Dataset rows about figures:
● ● ● ●
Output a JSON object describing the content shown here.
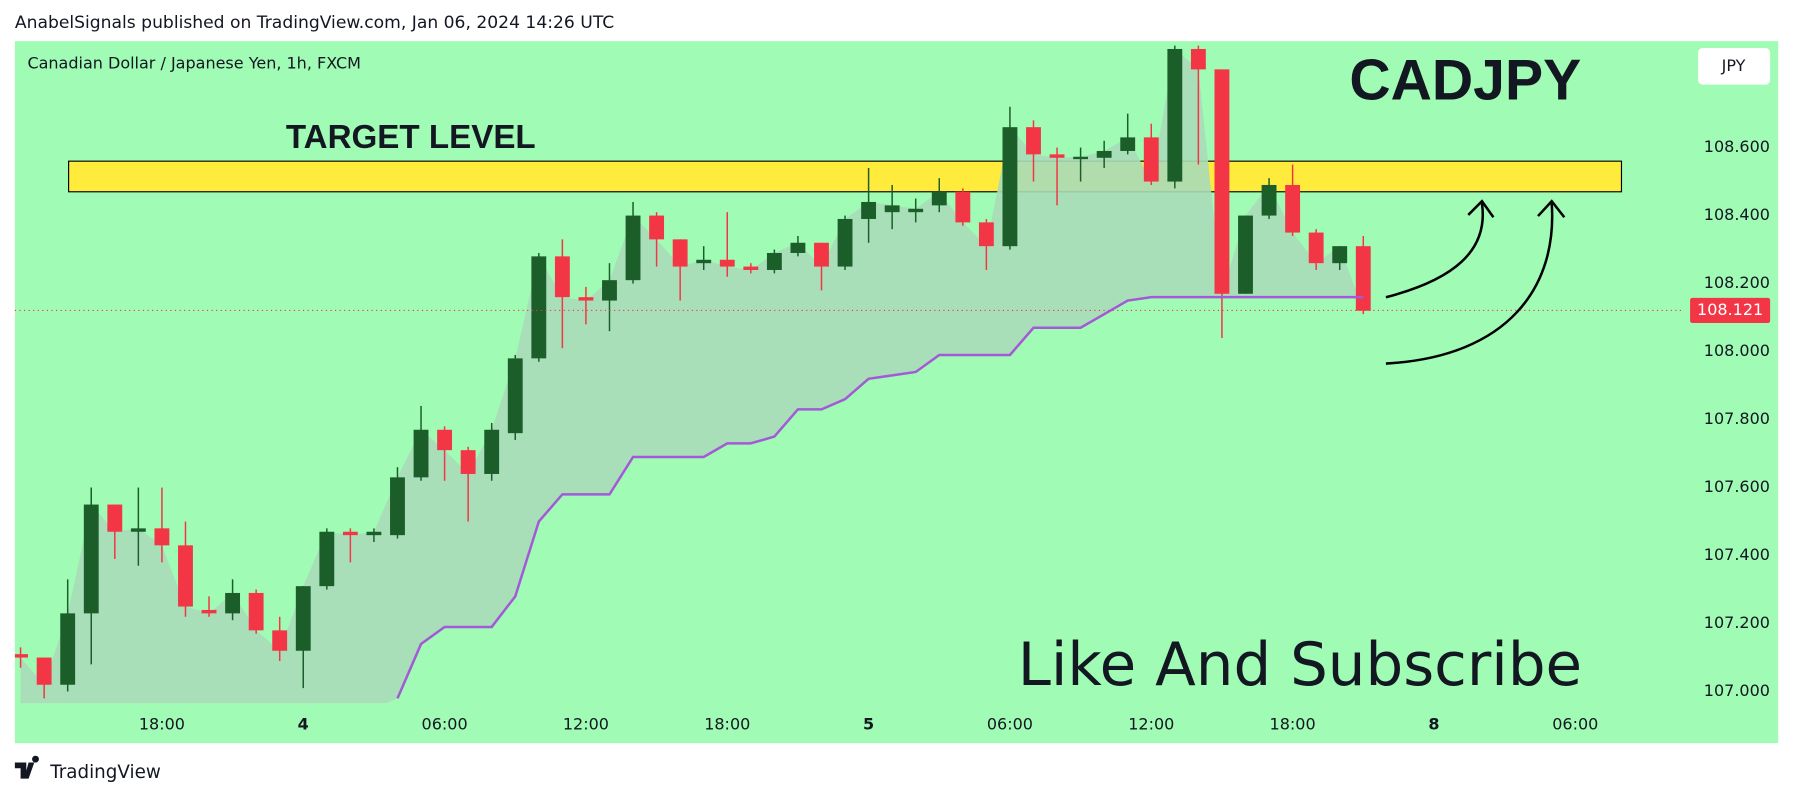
{
  "header": "AnabelSignals published on TradingView.com, Jan 06, 2024 14:26 UTC",
  "footer": "TradingView",
  "chart_data": {
    "type": "candlestick",
    "title": "CADJPY",
    "subtitle": "Canadian Dollar / Japanese Yen, 1h, FXCM",
    "currency": "JPY",
    "annotations": [
      "TARGET LEVEL",
      "Like And Subscribe"
    ],
    "target_zone": [
      108.47,
      108.56
    ],
    "target_color": "#ffeb3b",
    "background": "#a0fbb4",
    "up_color": "#1b5e2a",
    "down_color": "#f23645",
    "categories": [
      null,
      null,
      null,
      null,
      null,
      null,
      "18:00",
      null,
      null,
      null,
      null,
      null,
      "4",
      null,
      null,
      null,
      null,
      null,
      "06:00",
      null,
      null,
      null,
      null,
      null,
      "12:00",
      null,
      null,
      null,
      null,
      null,
      "18:00",
      null,
      null,
      null,
      null,
      null,
      "5",
      null,
      null,
      null,
      null,
      null,
      "06:00",
      null,
      null,
      null,
      null,
      null,
      "12:00",
      null,
      null,
      null,
      null,
      null,
      "18:00",
      null,
      null,
      null,
      null,
      null,
      "8",
      null,
      null,
      null,
      null,
      null,
      "06:00",
      null,
      null,
      null,
      null
    ],
    "open": [
      107.11,
      107.1,
      107.02,
      107.23,
      107.55,
      107.47,
      107.48,
      107.43,
      107.24,
      107.23,
      107.29,
      107.18,
      107.12,
      107.31,
      107.47,
      107.46,
      107.46,
      107.63,
      107.77,
      107.71,
      107.64,
      107.76,
      107.98,
      108.28,
      108.16,
      108.15,
      108.21,
      108.4,
      108.33,
      108.26,
      108.27,
      108.25,
      108.24,
      108.29,
      108.32,
      108.25,
      108.39,
      108.41,
      108.41,
      108.43,
      108.47,
      108.38,
      108.31,
      108.66,
      108.58,
      108.566,
      108.57,
      108.59,
      108.63,
      108.5,
      108.89,
      108.83,
      108.17,
      108.4,
      108.49,
      108.35,
      108.26,
      108.31,
      null,
      null,
      null,
      null,
      null,
      null,
      null,
      null,
      null,
      null,
      null,
      null,
      null
    ],
    "high": [
      107.13,
      107.1,
      107.33,
      107.6,
      107.55,
      107.6,
      107.6,
      107.5,
      107.28,
      107.33,
      107.3,
      107.22,
      107.31,
      107.48,
      107.48,
      107.48,
      107.66,
      107.84,
      107.78,
      107.72,
      107.79,
      107.99,
      108.29,
      108.33,
      108.19,
      108.26,
      108.44,
      108.41,
      108.33,
      108.31,
      108.41,
      108.26,
      108.3,
      108.34,
      108.32,
      108.4,
      108.54,
      108.49,
      108.45,
      108.51,
      108.48,
      108.39,
      108.72,
      108.68,
      108.6,
      108.6,
      108.62,
      108.7,
      108.67,
      108.9,
      108.9,
      108.83,
      108.4,
      108.51,
      108.55,
      108.36,
      108.31,
      108.34,
      null,
      null,
      null,
      null,
      null,
      null,
      null,
      null,
      null,
      null,
      null,
      null,
      null
    ],
    "low": [
      107.07,
      106.98,
      107.0,
      107.08,
      107.39,
      107.37,
      107.38,
      107.22,
      107.22,
      107.21,
      107.17,
      107.09,
      107.01,
      107.3,
      107.38,
      107.44,
      107.45,
      107.62,
      107.62,
      107.5,
      107.62,
      107.74,
      107.97,
      108.01,
      108.08,
      108.06,
      108.2,
      108.25,
      108.15,
      108.24,
      108.22,
      108.23,
      108.23,
      108.28,
      108.18,
      108.24,
      108.32,
      108.36,
      108.38,
      108.41,
      108.37,
      108.24,
      108.3,
      108.5,
      108.43,
      108.5,
      108.54,
      108.58,
      108.49,
      108.48,
      108.55,
      108.04,
      108.17,
      108.39,
      108.34,
      108.24,
      108.24,
      108.11,
      null,
      null,
      null,
      null,
      null,
      null,
      null,
      null,
      null,
      null,
      null,
      null,
      null
    ],
    "close": [
      107.1,
      107.02,
      107.23,
      107.55,
      107.47,
      107.48,
      107.43,
      107.25,
      107.23,
      107.29,
      107.18,
      107.12,
      107.31,
      107.47,
      107.46,
      107.47,
      107.63,
      107.77,
      107.71,
      107.64,
      107.77,
      107.98,
      108.28,
      108.16,
      108.15,
      108.21,
      108.4,
      108.33,
      108.25,
      108.27,
      108.25,
      108.24,
      108.29,
      108.32,
      108.25,
      108.39,
      108.44,
      108.43,
      108.42,
      108.47,
      108.38,
      108.31,
      108.66,
      108.58,
      108.57,
      108.573,
      108.59,
      108.63,
      108.5,
      108.89,
      108.83,
      108.17,
      108.4,
      108.49,
      108.35,
      108.26,
      108.31,
      108.12,
      null,
      null,
      null,
      null,
      null,
      null,
      null,
      null,
      null,
      null,
      null,
      null,
      null
    ],
    "series": [
      {
        "color": "#a35ad6",
        "values": [
          null,
          null,
          null,
          null,
          null,
          null,
          null,
          null,
          null,
          null,
          null,
          null,
          null,
          null,
          null,
          null,
          106.98,
          107.14,
          107.19,
          107.19,
          107.19,
          107.28,
          107.5,
          107.58,
          107.58,
          107.58,
          107.69,
          107.69,
          107.69,
          107.69,
          107.73,
          107.73,
          107.75,
          107.83,
          107.83,
          107.86,
          107.92,
          107.93,
          107.94,
          107.99,
          107.99,
          107.99,
          107.99,
          108.07,
          108.07,
          108.07,
          108.11,
          108.15,
          108.16,
          108.16,
          108.16,
          108.16,
          108.16,
          108.16,
          108.16,
          108.16,
          108.16,
          108.16,
          null,
          null,
          null,
          null,
          null,
          null,
          null,
          null,
          null,
          null,
          null,
          null,
          null
        ]
      }
    ],
    "last_price": {
      "value": 108.121,
      "label": "108.121"
    },
    "ylim": [
      106.966,
      108.913
    ],
    "yticks": [
      {
        "value": 107.0,
        "label": "107.000"
      },
      {
        "value": 107.2,
        "label": "107.200"
      },
      {
        "value": 107.4,
        "label": "107.400"
      },
      {
        "value": 107.6,
        "label": "107.600"
      },
      {
        "value": 107.8,
        "label": "107.800"
      },
      {
        "value": 108.0,
        "label": "108.000"
      },
      {
        "value": 108.2,
        "label": "108.200"
      },
      {
        "value": 108.4,
        "label": "108.400"
      },
      {
        "value": 108.6,
        "label": "108.600"
      }
    ]
  }
}
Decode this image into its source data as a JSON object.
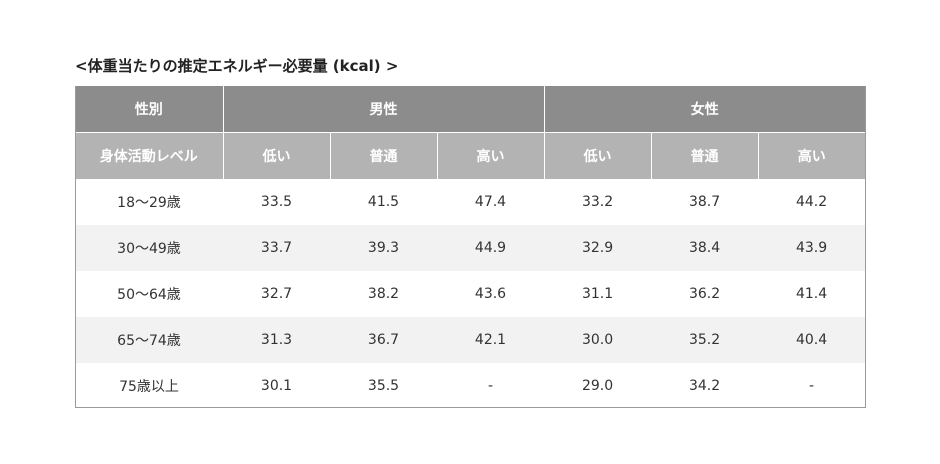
{
  "title": "<体重当たりの推定エネルギー必要量 (kcal) >",
  "header": {
    "col0": "性別",
    "male": "男性",
    "female": "女性",
    "activity": "身体活動レベル",
    "levels": [
      "低い",
      "普通",
      "高い",
      "低い",
      "普通",
      "高い"
    ]
  },
  "rows": [
    {
      "age": "18〜29歳",
      "values": [
        "33.5",
        "41.5",
        "47.4",
        "33.2",
        "38.7",
        "44.2"
      ]
    },
    {
      "age": "30〜49歳",
      "values": [
        "33.7",
        "39.3",
        "44.9",
        "32.9",
        "38.4",
        "43.9"
      ]
    },
    {
      "age": "50〜64歳",
      "values": [
        "32.7",
        "38.2",
        "43.6",
        "31.1",
        "36.2",
        "41.4"
      ]
    },
    {
      "age": "65〜74歳",
      "values": [
        "31.3",
        "36.7",
        "42.1",
        "30.0",
        "35.2",
        "40.4"
      ]
    },
    {
      "age": "75歳以上",
      "values": [
        "30.1",
        "35.5",
        "-",
        "29.0",
        "34.2",
        "-"
      ]
    }
  ],
  "colors": {
    "header_dark": "#8c8c8c",
    "header_light": "#b3b3b3",
    "row_alt": "#f2f2f2",
    "border": "#9a9a9a"
  }
}
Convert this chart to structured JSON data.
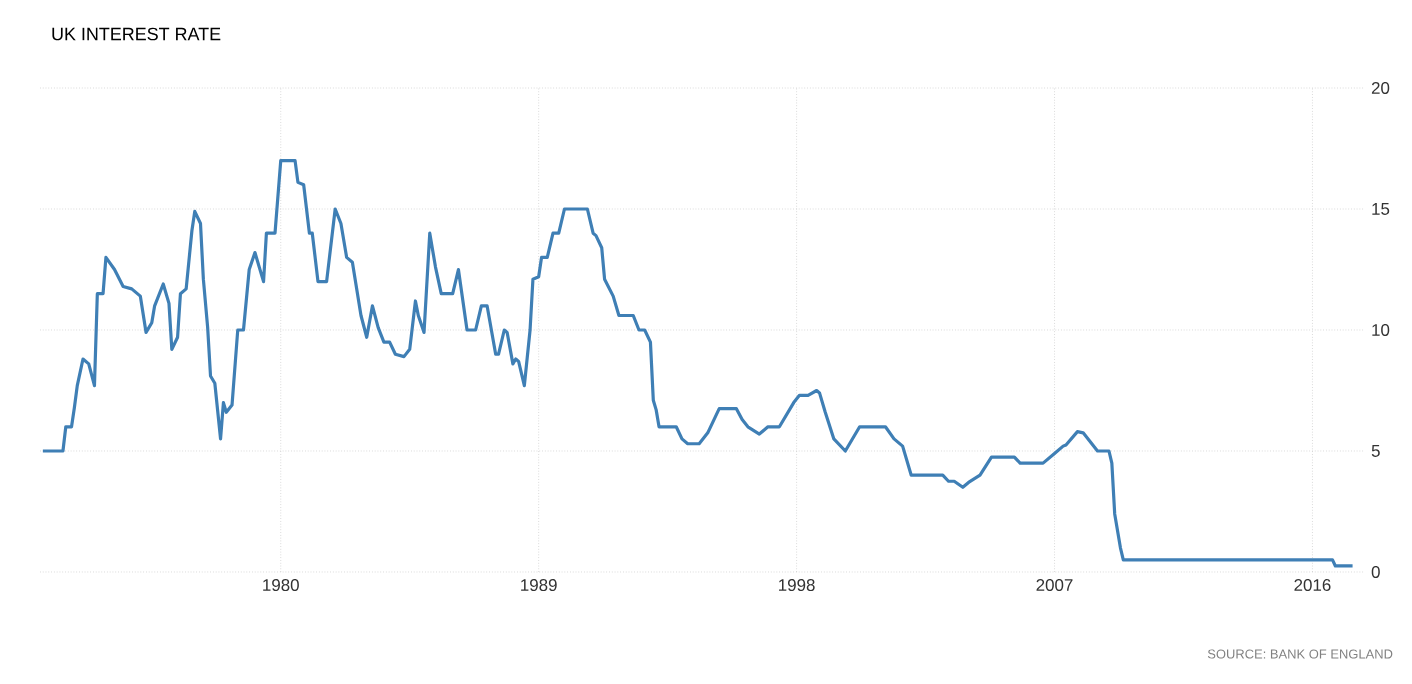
{
  "chart_data": {
    "type": "line",
    "title": "UK INTEREST RATE",
    "annotations": [
      "SOURCE: BANK OF ENGLAND"
    ],
    "x": [
      1971.7,
      1972.4,
      1972.5,
      1972.7,
      1972.8,
      1972.9,
      1973.1,
      1973.3,
      1973.5,
      1973.6,
      1973.8,
      1973.9,
      1974.2,
      1974.5,
      1974.8,
      1975.1,
      1975.3,
      1975.5,
      1975.6,
      1975.9,
      1976.1,
      1976.2,
      1976.4,
      1976.5,
      1976.7,
      1976.9,
      1977.0,
      1977.2,
      1977.3,
      1977.45,
      1977.55,
      1977.7,
      1977.9,
      1978.0,
      1978.1,
      1978.3,
      1978.5,
      1978.7,
      1978.9,
      1979.1,
      1979.4,
      1979.5,
      1979.8,
      1980.0,
      1980.5,
      1980.6,
      1980.8,
      1981.0,
      1981.1,
      1981.3,
      1981.6,
      1981.9,
      1982.1,
      1982.3,
      1982.5,
      1982.8,
      1983.0,
      1983.2,
      1983.4,
      1983.6,
      1983.8,
      1984.0,
      1984.3,
      1984.5,
      1984.7,
      1984.8,
      1985.0,
      1985.2,
      1985.4,
      1985.6,
      1986.0,
      1986.2,
      1986.5,
      1986.8,
      1987.0,
      1987.2,
      1987.5,
      1987.6,
      1987.8,
      1987.9,
      1988.1,
      1988.2,
      1988.3,
      1988.5,
      1988.7,
      1988.8,
      1989.0,
      1989.1,
      1989.3,
      1989.5,
      1989.7,
      1989.9,
      1990.7,
      1990.9,
      1991.0,
      1991.2,
      1991.3,
      1991.6,
      1991.8,
      1992.3,
      1992.5,
      1992.7,
      1992.9,
      1993.0,
      1993.1,
      1993.2,
      1993.8,
      1994.0,
      1994.2,
      1994.6,
      1994.9,
      1995.3,
      1995.9,
      1996.1,
      1996.3,
      1996.7,
      1997.0,
      1997.4,
      1997.9,
      1998.1,
      1998.4,
      1998.7,
      1998.8,
      1999.0,
      1999.3,
      1999.7,
      2000.2,
      2001.1,
      2001.4,
      2001.7,
      2002.0,
      2003.1,
      2003.3,
      2003.5,
      2003.8,
      2004.0,
      2004.4,
      2004.8,
      2005.6,
      2005.8,
      2006.6,
      2007.0,
      2007.3,
      2007.4,
      2007.8,
      2008.0,
      2008.5,
      2008.9,
      2009.0,
      2009.1,
      2009.3,
      2009.4,
      2016.7,
      2016.8,
      2017.4
    ],
    "values": [
      5.0,
      5.0,
      6.0,
      6.0,
      6.8,
      7.7,
      8.8,
      8.6,
      7.7,
      11.5,
      11.5,
      13.0,
      12.5,
      11.8,
      11.7,
      11.4,
      9.9,
      10.3,
      11.0,
      11.9,
      11.1,
      9.2,
      9.7,
      11.5,
      11.7,
      14.1,
      14.9,
      14.4,
      12.1,
      10.1,
      8.1,
      7.8,
      5.5,
      7.0,
      6.6,
      6.9,
      10.0,
      10.0,
      12.5,
      13.2,
      12.0,
      14.0,
      14.0,
      17.0,
      17.0,
      16.1,
      16.0,
      14.0,
      14.0,
      12.0,
      12.0,
      15.0,
      14.4,
      13.0,
      12.8,
      10.6,
      9.7,
      11.0,
      10.1,
      9.5,
      9.5,
      9.0,
      8.9,
      9.2,
      11.2,
      10.6,
      9.9,
      14.0,
      12.6,
      11.5,
      11.5,
      12.5,
      10.0,
      10.0,
      11.0,
      11.0,
      9.0,
      9.0,
      10.0,
      9.9,
      8.6,
      8.8,
      8.7,
      7.7,
      10.0,
      12.1,
      12.2,
      13.0,
      13.0,
      14.0,
      14.0,
      15.0,
      15.0,
      14.0,
      13.9,
      13.4,
      12.1,
      11.4,
      10.6,
      10.6,
      10.0,
      10.0,
      9.5,
      7.1,
      6.7,
      6.0,
      6.0,
      5.5,
      5.3,
      5.3,
      5.75,
      6.75,
      6.75,
      6.3,
      6.0,
      5.7,
      6.0,
      6.0,
      7.0,
      7.3,
      7.3,
      7.5,
      7.4,
      6.6,
      5.5,
      5.0,
      6.0,
      6.0,
      5.5,
      5.2,
      4.0,
      4.0,
      3.75,
      3.75,
      3.5,
      3.7,
      4.0,
      4.75,
      4.75,
      4.5,
      4.5,
      4.9,
      5.2,
      5.25,
      5.8,
      5.75,
      5.0,
      5.0,
      4.5,
      2.4,
      1.0,
      0.5,
      0.5,
      0.25,
      0.25
    ],
    "color": "#3f7fb5",
    "xlim": [
      1971.6,
      2017.8
    ],
    "ylim": [
      0,
      20
    ],
    "xticks": [
      1980,
      1989,
      1998,
      2007,
      2016
    ],
    "yticks": [
      0,
      5,
      10,
      15,
      20
    ],
    "grid": true
  }
}
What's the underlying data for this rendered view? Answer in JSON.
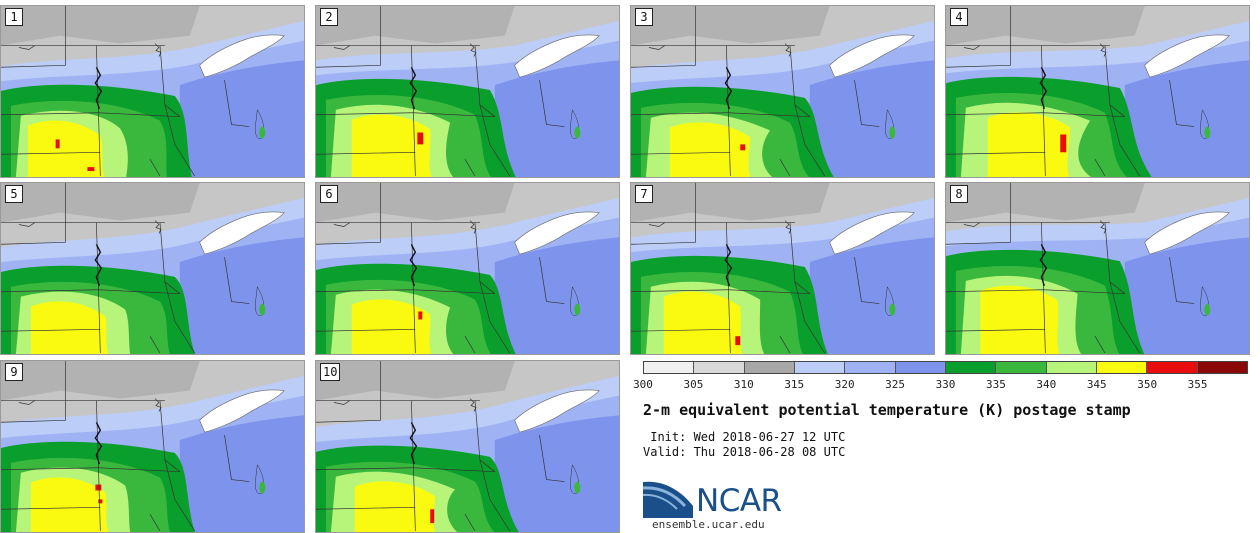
{
  "panels": [
    {
      "label": "1"
    },
    {
      "label": "2"
    },
    {
      "label": "3"
    },
    {
      "label": "4"
    },
    {
      "label": "5"
    },
    {
      "label": "6"
    },
    {
      "label": "7"
    },
    {
      "label": "8"
    },
    {
      "label": "9"
    },
    {
      "label": "10"
    }
  ],
  "colorbar": {
    "ticks": [
      "300",
      "305",
      "310",
      "315",
      "320",
      "325",
      "330",
      "335",
      "340",
      "345",
      "350",
      "355"
    ],
    "colors": [
      "#f0f0f0",
      "#d9d9d9",
      "#a8a8a8",
      "#bccdf8",
      "#9eb2f4",
      "#7e94ec",
      "#0a9e2c",
      "#3ab83e",
      "#b6f47a",
      "#fafa10",
      "#e80c0c",
      "#8a0808"
    ]
  },
  "title": "2-m equivalent potential temperature (K) postage stamp",
  "init": " Init: Wed 2018-06-27 12 UTC",
  "valid": "Valid: Thu 2018-06-28 08 UTC",
  "logo": {
    "text": "NCAR",
    "site": "ensemble.ucar.edu"
  }
}
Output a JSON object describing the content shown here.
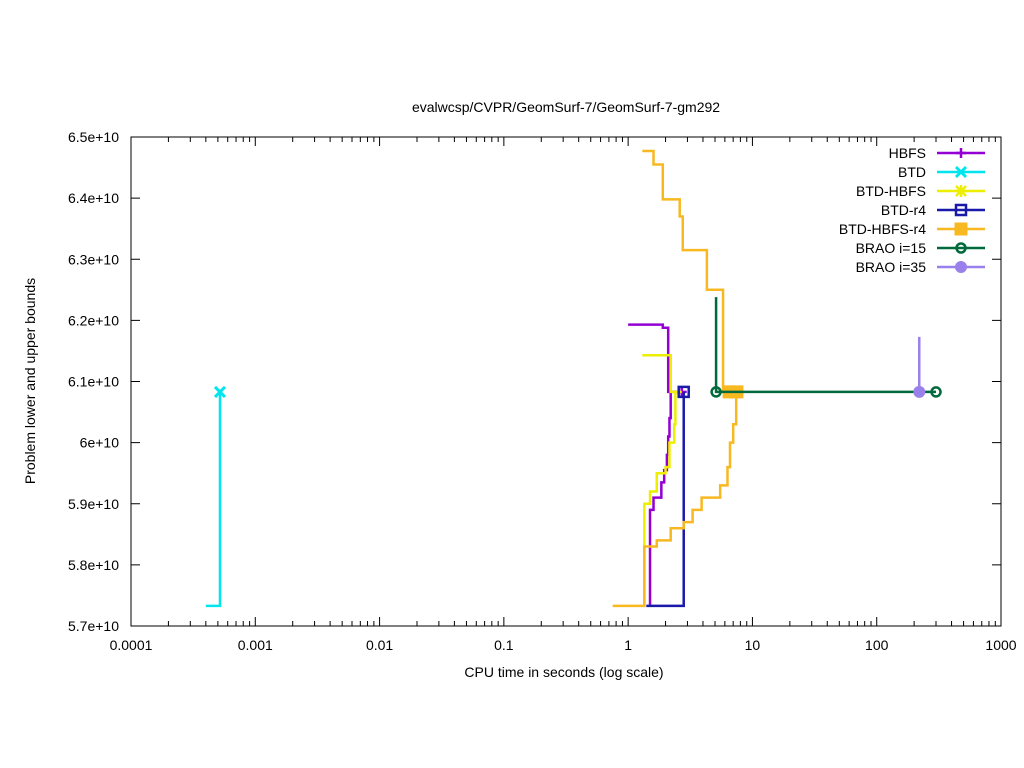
● ● ● ●
> **Instructions to follow**
Return the lines of the records that include the string "JSON".

> **The reply**
Output a JSON object describing the content shown here.
Decode this image into its source data as a JSON object.
Convert this chart to structured JSON data.
What's the underlying data for this rendered view? Answer in JSON.
Output a JSON object describing the content shown here.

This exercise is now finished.